▶ REQUIRED WORK: Please copy out every line of each listing below word for word, leaving out the pictures.
- - -
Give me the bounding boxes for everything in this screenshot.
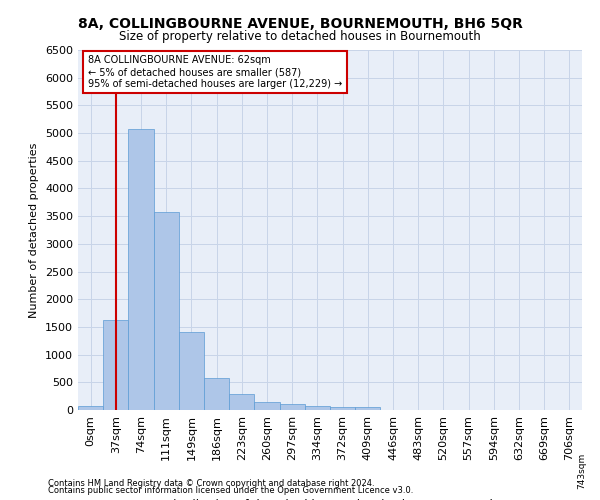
X-axis label: Distribution of detached houses by size in Bournemouth: Distribution of detached houses by size …: [163, 499, 497, 500]
Bar: [355, 407, 380, 410]
Y-axis label: Number of detached properties: Number of detached properties: [29, 142, 40, 318]
Text: 8A, COLLINGBOURNE AVENUE, BOURNEMOUTH, BH6 5QR: 8A, COLLINGBOURNE AVENUE, BOURNEMOUTH, B…: [77, 18, 523, 32]
Bar: [179, 332, 204, 410]
Bar: [280, 404, 305, 410]
Bar: [154, 212, 179, 410]
Bar: [78, 406, 103, 410]
Bar: [103, 320, 128, 410]
Bar: [305, 406, 330, 410]
Text: 743sqm: 743sqm: [577, 453, 587, 490]
Text: Contains HM Land Registry data © Crown copyright and database right 2024.: Contains HM Land Registry data © Crown c…: [48, 478, 374, 488]
Text: Contains public sector information licensed under the Open Government Licence v3: Contains public sector information licen…: [48, 486, 413, 495]
Bar: [254, 402, 280, 410]
Bar: [204, 378, 229, 410]
Text: 8A COLLINGBOURNE AVENUE: 62sqm
← 5% of detached houses are smaller (587)
95% of : 8A COLLINGBOURNE AVENUE: 62sqm ← 5% of d…: [88, 56, 343, 88]
Bar: [229, 394, 254, 410]
Text: Size of property relative to detached houses in Bournemouth: Size of property relative to detached ho…: [119, 30, 481, 43]
Bar: [128, 129, 154, 410]
Bar: [330, 407, 355, 410]
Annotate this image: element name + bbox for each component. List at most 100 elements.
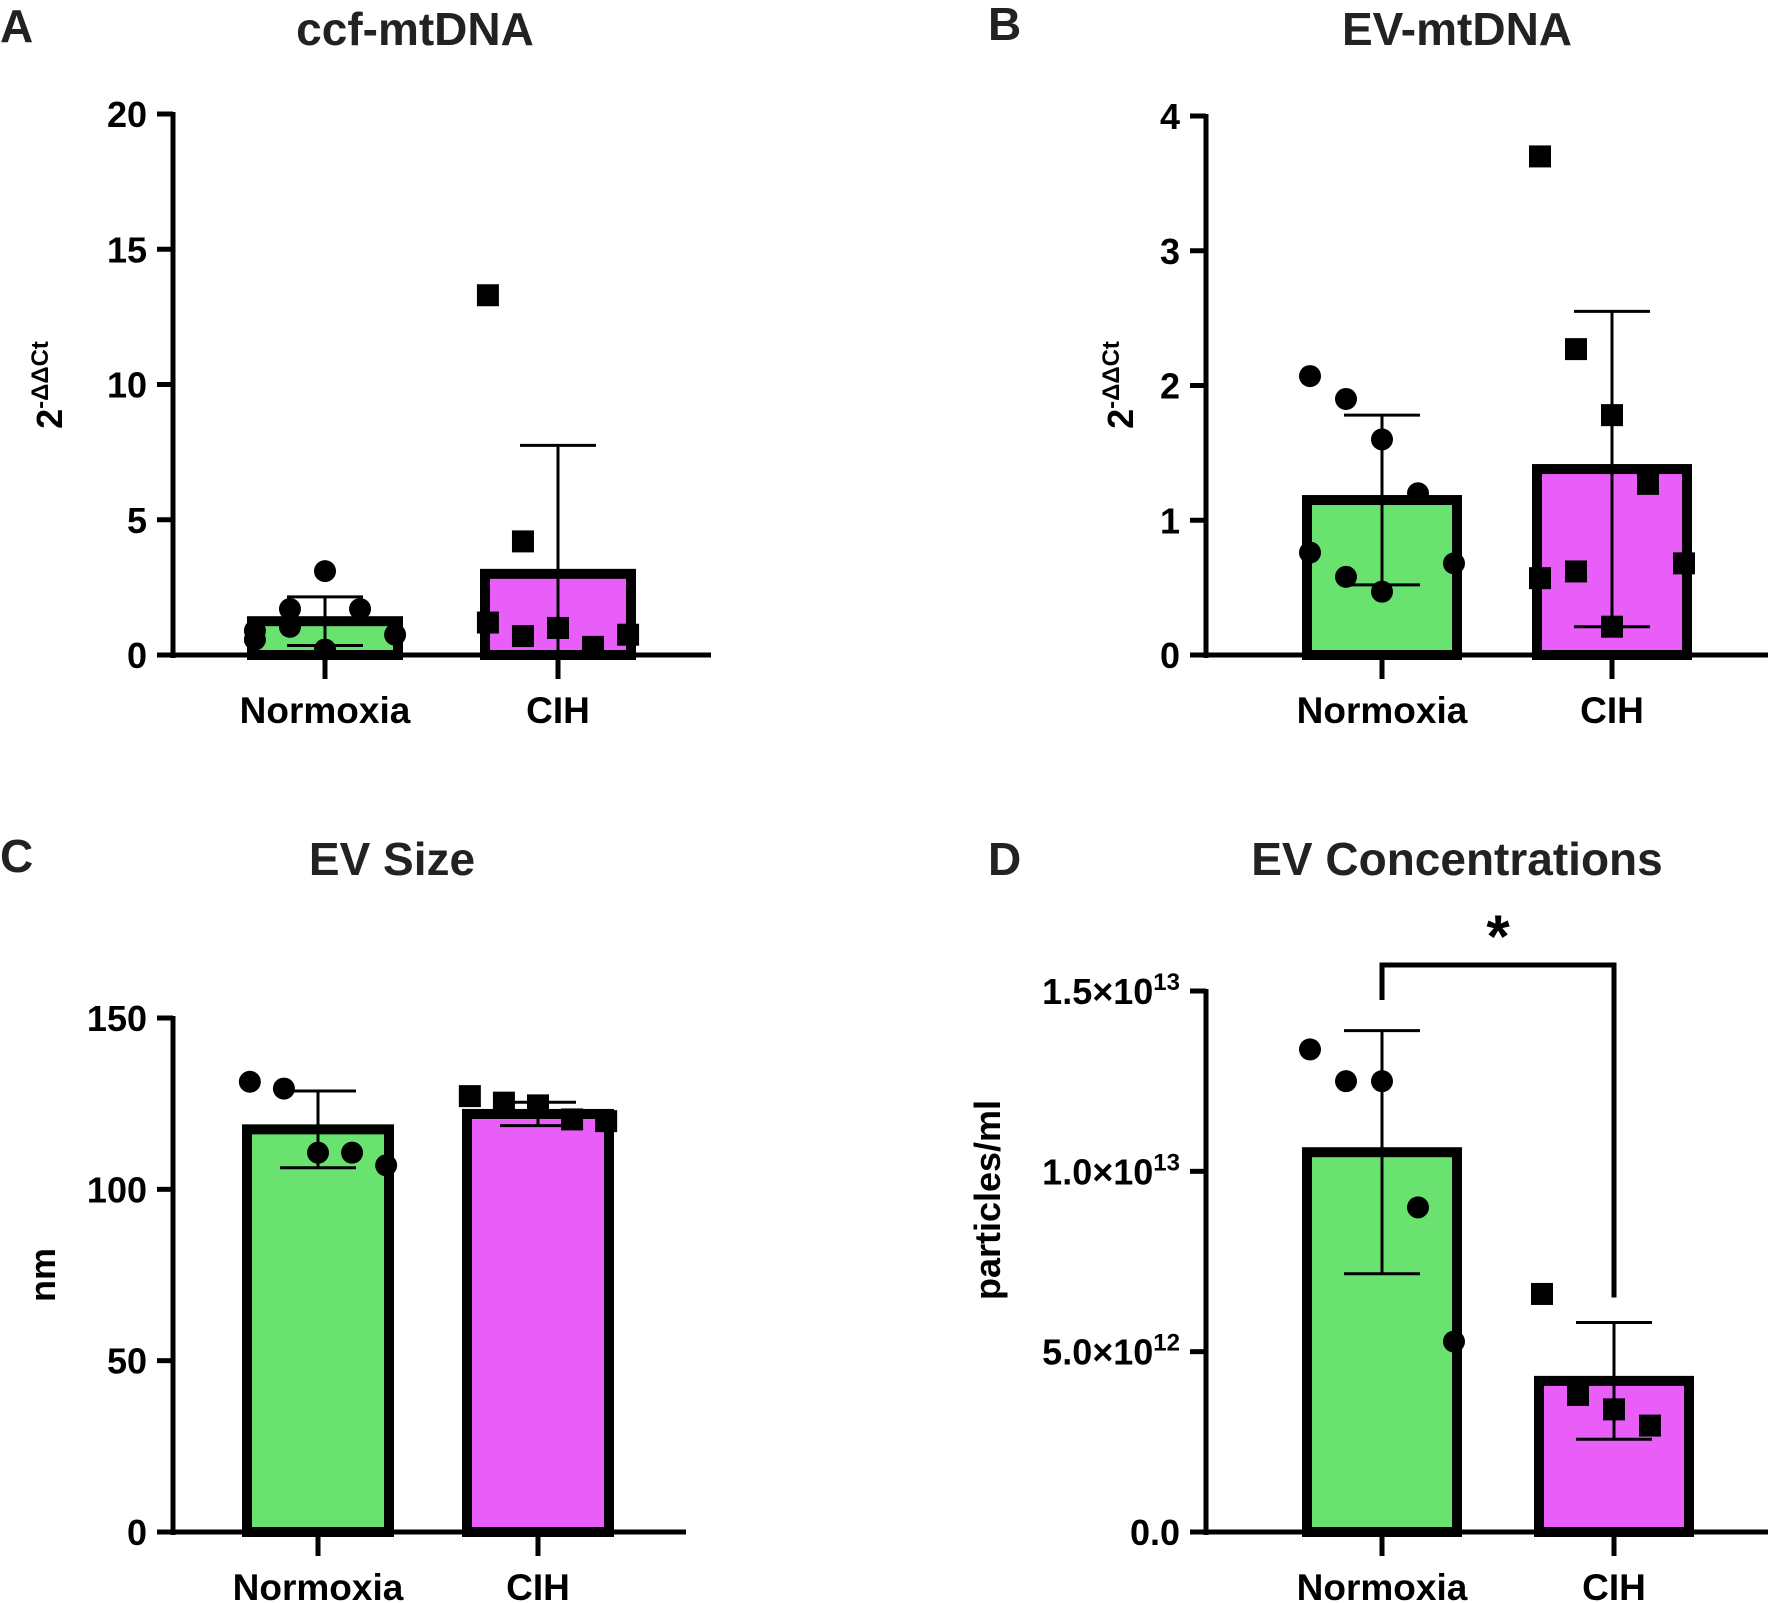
data-point bbox=[307, 1141, 329, 1164]
y-axis-label-base: particles/ml bbox=[967, 1100, 1008, 1300]
data-point bbox=[582, 635, 605, 658]
y-axis-label: 2-ΔΔCt bbox=[1098, 341, 1141, 429]
data-point bbox=[314, 560, 336, 583]
x-tick-label: CIH bbox=[1580, 690, 1644, 731]
data-point bbox=[384, 623, 407, 646]
data-point bbox=[1603, 1398, 1625, 1421]
data-point bbox=[1443, 552, 1465, 575]
data-point bbox=[527, 1094, 549, 1117]
y-tick-label: 0 bbox=[127, 1512, 147, 1553]
y-tick-label: 150 bbox=[87, 998, 147, 1039]
y-tick-label-text: 5.0×10 bbox=[1042, 1332, 1153, 1373]
data-point bbox=[561, 1108, 584, 1131]
y-tick-label: 100 bbox=[87, 1169, 147, 1210]
x-tick-label: Normoxia bbox=[1297, 1567, 1468, 1603]
data-point bbox=[547, 616, 569, 639]
y-tick-label-text: 10 bbox=[107, 365, 147, 406]
data-point bbox=[1299, 1038, 1321, 1061]
data-point bbox=[1529, 567, 1551, 590]
y-tick-label-text: 3 bbox=[1160, 231, 1180, 272]
bar-normoxia bbox=[242, 1124, 394, 1538]
x-tick-label: Normoxia bbox=[233, 1567, 404, 1603]
panel-label: A bbox=[0, 0, 33, 52]
y-tick-label: 2 bbox=[1160, 366, 1180, 407]
data-point bbox=[1407, 1196, 1429, 1219]
panel-C: C EV Size nm Normoxia CIH 0 50 100 150 bbox=[0, 830, 686, 1603]
y-tick-label: 0 bbox=[127, 635, 147, 676]
y-tick-label-text: 0 bbox=[1160, 635, 1180, 676]
y-tick-label-text: 0.0 bbox=[1130, 1512, 1180, 1553]
data-point bbox=[341, 1141, 364, 1164]
data-point bbox=[1637, 472, 1659, 495]
x-tick-label: CIH bbox=[526, 690, 590, 731]
y-tick-label-exponent: 12 bbox=[1153, 1330, 1180, 1357]
significance-star: * bbox=[1486, 903, 1510, 970]
y-axis-label: 2-ΔΔCt bbox=[27, 341, 70, 429]
y-tick-label: 50 bbox=[107, 1341, 147, 1382]
y-tick-label-text: 1.0×10 bbox=[1042, 1151, 1153, 1192]
data-point bbox=[1565, 560, 1587, 583]
data-point bbox=[1639, 1414, 1661, 1437]
y-tick-label-text: 2 bbox=[1160, 366, 1180, 407]
panel-D: D EV Concentrations particles/ml Normoxia CI… bbox=[967, 833, 1768, 1603]
chart-title: ccf-mtDNA bbox=[296, 3, 534, 55]
y-tick-label: 1.0×1013 bbox=[1042, 1149, 1180, 1192]
bar-cih bbox=[462, 1108, 614, 1537]
y-tick-label-text: 0 bbox=[127, 635, 147, 676]
data-point bbox=[1567, 1383, 1589, 1406]
panel-label: D bbox=[988, 833, 1021, 885]
data-point bbox=[595, 1110, 618, 1133]
y-tick-label-text: 0 bbox=[127, 1512, 147, 1553]
data-point bbox=[349, 598, 372, 621]
y-tick-label-exponent: 13 bbox=[1153, 1149, 1180, 1176]
panel-label: C bbox=[0, 830, 33, 882]
panel-label: B bbox=[988, 0, 1021, 50]
data-point bbox=[511, 625, 534, 648]
y-axis-label: nm bbox=[22, 1248, 63, 1302]
y-tick-label-exponent: 13 bbox=[1153, 969, 1180, 996]
data-point bbox=[476, 611, 499, 634]
y-tick-label-text: 150 bbox=[87, 998, 147, 1039]
y-tick-label: 4 bbox=[1160, 96, 1180, 137]
data-point bbox=[1371, 580, 1393, 603]
y-axis-label-base: 2 bbox=[1100, 409, 1141, 429]
chart-title: EV Size bbox=[309, 833, 475, 885]
y-tick-label: 1 bbox=[1160, 500, 1180, 541]
y-axis-label-base: nm bbox=[22, 1248, 63, 1302]
data-point bbox=[1299, 541, 1321, 564]
y-tick-label: 10 bbox=[107, 365, 147, 406]
y-tick-label-text: 50 bbox=[107, 1341, 147, 1382]
x-tick-label: CIH bbox=[506, 1567, 570, 1603]
chart-title: EV-mtDNA bbox=[1342, 3, 1572, 55]
data-point bbox=[1529, 145, 1551, 168]
y-tick-label: 5.0×1012 bbox=[1042, 1330, 1180, 1373]
data-point bbox=[1407, 482, 1429, 505]
y-tick-label: 15 bbox=[107, 229, 147, 270]
data-point bbox=[278, 615, 301, 638]
data-point bbox=[1673, 552, 1695, 575]
y-axis-label-base: 2 bbox=[29, 409, 70, 429]
data-point bbox=[511, 530, 534, 553]
data-point bbox=[1335, 1070, 1357, 1093]
y-tick-label-text: 20 bbox=[107, 94, 147, 135]
y-tick-label: 5 bbox=[127, 500, 147, 541]
y-axis-label-superscript: -ΔΔCt bbox=[1098, 341, 1125, 409]
y-tick-label-text: 15 bbox=[107, 229, 147, 270]
data-point bbox=[492, 1091, 515, 1114]
data-point bbox=[476, 284, 499, 307]
data-point bbox=[1371, 428, 1393, 451]
x-tick-label: CIH bbox=[1582, 1567, 1646, 1603]
data-point bbox=[1335, 387, 1357, 410]
data-point bbox=[278, 598, 301, 621]
data-point bbox=[1443, 1330, 1465, 1353]
y-tick-label: 20 bbox=[107, 94, 147, 135]
data-point bbox=[1371, 1070, 1393, 1093]
y-tick-label: 1.5×1013 bbox=[1042, 969, 1180, 1012]
y-tick-label: 0 bbox=[1160, 635, 1180, 676]
y-tick-label-text: 1 bbox=[1160, 500, 1180, 541]
data-point bbox=[1531, 1282, 1553, 1305]
y-tick-label: 0.0 bbox=[1130, 1512, 1180, 1553]
y-tick-label-text: 5 bbox=[127, 500, 147, 541]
- - -
▶ TASK ANSWER:
Give me the bounding boxes for everything in this screenshot.
X-axis label: Distribution of detached houses by size in Bournemouth: Distribution of detached houses by size …: [163, 499, 497, 500]
Bar: [355, 407, 380, 410]
Y-axis label: Number of detached properties: Number of detached properties: [29, 142, 40, 318]
Text: 8A, COLLINGBOURNE AVENUE, BOURNEMOUTH, BH6 5QR: 8A, COLLINGBOURNE AVENUE, BOURNEMOUTH, B…: [77, 18, 523, 32]
Bar: [179, 332, 204, 410]
Bar: [280, 404, 305, 410]
Bar: [154, 212, 179, 410]
Bar: [78, 406, 103, 410]
Bar: [103, 320, 128, 410]
Bar: [305, 406, 330, 410]
Text: 743sqm: 743sqm: [577, 453, 587, 490]
Text: Contains HM Land Registry data © Crown copyright and database right 2024.: Contains HM Land Registry data © Crown c…: [48, 478, 374, 488]
Text: Contains public sector information licensed under the Open Government Licence v3: Contains public sector information licen…: [48, 486, 413, 495]
Bar: [254, 402, 280, 410]
Bar: [204, 378, 229, 410]
Text: 8A COLLINGBOURNE AVENUE: 62sqm
← 5% of detached houses are smaller (587)
95% of : 8A COLLINGBOURNE AVENUE: 62sqm ← 5% of d…: [88, 56, 343, 88]
Bar: [229, 394, 254, 410]
Text: Size of property relative to detached houses in Bournemouth: Size of property relative to detached ho…: [119, 30, 481, 43]
Bar: [128, 129, 154, 410]
Bar: [330, 407, 355, 410]
Annotate this image: element name + bbox for each component. List at most 100 elements.
data-point bbox=[307, 1141, 329, 1164]
y-axis-label-base: particles/ml bbox=[967, 1100, 1008, 1300]
data-point bbox=[582, 635, 605, 658]
y-axis-label: 2-ΔΔCt bbox=[1098, 341, 1141, 429]
data-point bbox=[314, 560, 336, 583]
x-tick-label: CIH bbox=[1580, 690, 1644, 731]
data-point bbox=[384, 623, 407, 646]
data-point bbox=[1603, 1398, 1625, 1421]
data-point bbox=[1443, 552, 1465, 575]
data-point bbox=[527, 1094, 549, 1117]
y-tick-label: 0 bbox=[127, 1512, 147, 1553]
y-tick-label: 150 bbox=[87, 998, 147, 1039]
y-tick-label-text: 5.0×10 bbox=[1042, 1332, 1153, 1373]
data-point bbox=[561, 1108, 584, 1131]
y-tick-label: 100 bbox=[87, 1169, 147, 1210]
x-tick-label: Normoxia bbox=[1297, 1567, 1468, 1603]
data-point bbox=[547, 616, 569, 639]
y-tick-label-text: 10 bbox=[107, 365, 147, 406]
data-point bbox=[1299, 1038, 1321, 1061]
data-point bbox=[1529, 567, 1551, 590]
y-tick-label-text: 3 bbox=[1160, 231, 1180, 272]
bar-normoxia bbox=[242, 1124, 394, 1538]
x-tick-label: Normoxia bbox=[233, 1567, 404, 1603]
panel-label: A bbox=[0, 0, 33, 52]
y-tick-label: 2 bbox=[1160, 366, 1180, 407]
data-point bbox=[1407, 1196, 1429, 1219]
panel-C: C EV Size nm Normoxia CIH 0 50 100 150 bbox=[0, 830, 686, 1603]
y-tick-label: 0 bbox=[127, 635, 147, 676]
y-tick-label-text: 0 bbox=[1160, 635, 1180, 676]
y-tick-label-text: 0.0 bbox=[1130, 1512, 1180, 1553]
data-point bbox=[341, 1141, 364, 1164]
data-point bbox=[1637, 472, 1659, 495]
x-tick-label: CIH bbox=[526, 690, 590, 731]
y-tick-label-exponent: 12 bbox=[1153, 1330, 1180, 1357]
significance-star: * bbox=[1486, 903, 1510, 970]
y-axis-label: 2-ΔΔCt bbox=[27, 341, 70, 429]
y-tick-label: 50 bbox=[107, 1341, 147, 1382]
y-tick-label-text: 1.0×10 bbox=[1042, 1151, 1153, 1192]
data-point bbox=[1565, 560, 1587, 583]
data-point bbox=[1639, 1414, 1661, 1437]
y-tick-label-text: 2 bbox=[1160, 366, 1180, 407]
panel-D: D EV Concentrations particles/ml Normoxia CI… bbox=[967, 833, 1768, 1603]
chart-title: ccf-mtDNA bbox=[296, 3, 534, 55]
y-tick-label: 1.0×1013 bbox=[1042, 1149, 1180, 1192]
bar-cih bbox=[462, 1108, 614, 1537]
y-tick-label-text: 0 bbox=[127, 635, 147, 676]
data-point bbox=[1567, 1383, 1589, 1406]
panel-label: D bbox=[988, 833, 1021, 885]
data-point bbox=[595, 1110, 618, 1133]
y-tick-label-text: 0 bbox=[127, 1512, 147, 1553]
data-point bbox=[349, 598, 372, 621]
y-tick-label-exponent: 13 bbox=[1153, 1149, 1180, 1176]
panel-label: C bbox=[0, 830, 33, 882]
panel-label: B bbox=[988, 0, 1021, 50]
data-point bbox=[511, 625, 534, 648]
y-axis-label: nm bbox=[22, 1248, 63, 1302]
y-tick-label-exponent: 13 bbox=[1153, 969, 1180, 996]
data-point bbox=[476, 611, 499, 634]
y-tick-label-text: 150 bbox=[87, 998, 147, 1039]
y-tick-label: 4 bbox=[1160, 96, 1180, 137]
data-point bbox=[1371, 580, 1393, 603]
y-axis-label-base: 2 bbox=[1100, 409, 1141, 429]
chart-title: EV Size bbox=[309, 833, 475, 885]
y-tick-label: 1 bbox=[1160, 500, 1180, 541]
y-axis-label-base: nm bbox=[22, 1248, 63, 1302]
data-point bbox=[1299, 541, 1321, 564]
y-tick-label: 10 bbox=[107, 365, 147, 406]
y-tick-label-text: 50 bbox=[107, 1341, 147, 1382]
x-tick-label: CIH bbox=[506, 1567, 570, 1603]
chart-title: EV-mtDNA bbox=[1342, 3, 1572, 55]
data-point bbox=[1529, 145, 1551, 168]
y-tick-label: 5.0×1012 bbox=[1042, 1330, 1180, 1373]
data-point bbox=[1407, 482, 1429, 505]
y-tick-label: 15 bbox=[107, 229, 147, 270]
data-point bbox=[278, 615, 301, 638]
data-point bbox=[1673, 552, 1695, 575]
y-axis-label-base: 2 bbox=[29, 409, 70, 429]
data-point bbox=[511, 530, 534, 553]
data-point bbox=[1335, 1070, 1357, 1093]
y-tick-label-text: 20 bbox=[107, 94, 147, 135]
y-tick-label: 5 bbox=[127, 500, 147, 541]
y-axis-label-superscript: -ΔΔCt bbox=[1098, 341, 1125, 409]
y-tick-label-text: 15 bbox=[107, 229, 147, 270]
data-point bbox=[492, 1091, 515, 1114]
data-point bbox=[476, 284, 499, 307]
data-point bbox=[1371, 428, 1393, 451]
x-tick-label: CIH bbox=[1582, 1567, 1646, 1603]
data-point bbox=[1335, 387, 1357, 410]
data-point bbox=[278, 598, 301, 621]
data-point bbox=[1443, 1330, 1465, 1353]
y-tick-label: 20 bbox=[107, 94, 147, 135]
data-point bbox=[1371, 1070, 1393, 1093]
y-tick-label: 1.5×1013 bbox=[1042, 969, 1180, 1012]
y-tick-label: 0 bbox=[1160, 635, 1180, 676]
y-tick-label-text: 1 bbox=[1160, 500, 1180, 541]
data-point bbox=[1531, 1282, 1553, 1305]
y-tick-label: 0.0 bbox=[1130, 1512, 1180, 1553]
y-tick-label-text: 5 bbox=[127, 500, 147, 541]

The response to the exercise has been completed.